▶ **Action item**
Down to the last line, set down the material below exactly, excluding pictures.

▶ **Information supplied**
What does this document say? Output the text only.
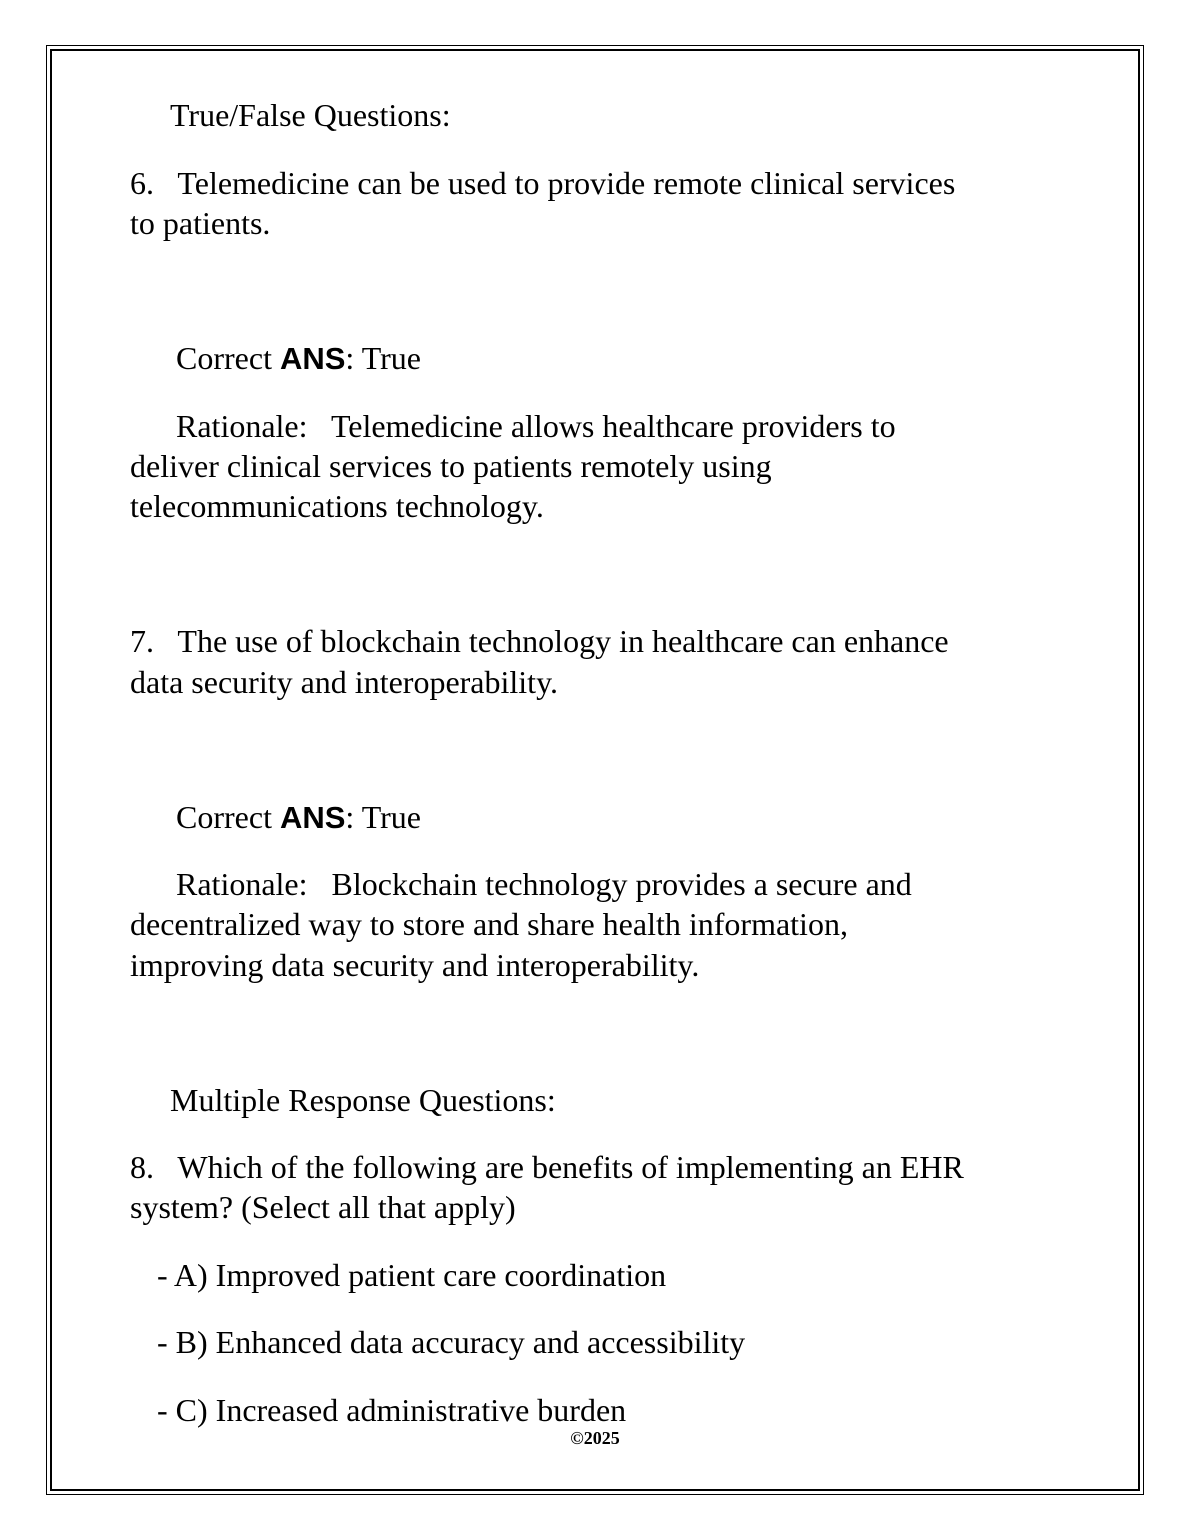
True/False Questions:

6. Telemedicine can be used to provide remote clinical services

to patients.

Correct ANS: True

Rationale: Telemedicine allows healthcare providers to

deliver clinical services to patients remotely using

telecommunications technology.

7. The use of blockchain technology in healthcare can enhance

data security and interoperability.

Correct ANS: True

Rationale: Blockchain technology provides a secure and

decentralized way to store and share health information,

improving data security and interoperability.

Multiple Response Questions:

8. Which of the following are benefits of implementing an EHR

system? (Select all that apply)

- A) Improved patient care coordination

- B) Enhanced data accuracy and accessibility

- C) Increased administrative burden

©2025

▶ **Answer to the problem**
What does this document say? Output the text only.
True/False Questions:

6. Telemedicine can be used to provide remote clinical services

to patients.

Correct ANS: True

Rationale: Telemedicine allows healthcare providers to

deliver clinical services to patients remotely using

telecommunications technology.

7. The use of blockchain technology in healthcare can enhance

data security and interoperability.

Correct ANS: True

Rationale: Blockchain technology provides a secure and

decentralized way to store and share health information,

improving data security and interoperability.

Multiple Response Questions:

8. Which of the following are benefits of implementing an EHR

system? (Select all that apply)

- A) Improved patient care coordination

- B) Enhanced data accuracy and accessibility

- C) Increased administrative burden

©2025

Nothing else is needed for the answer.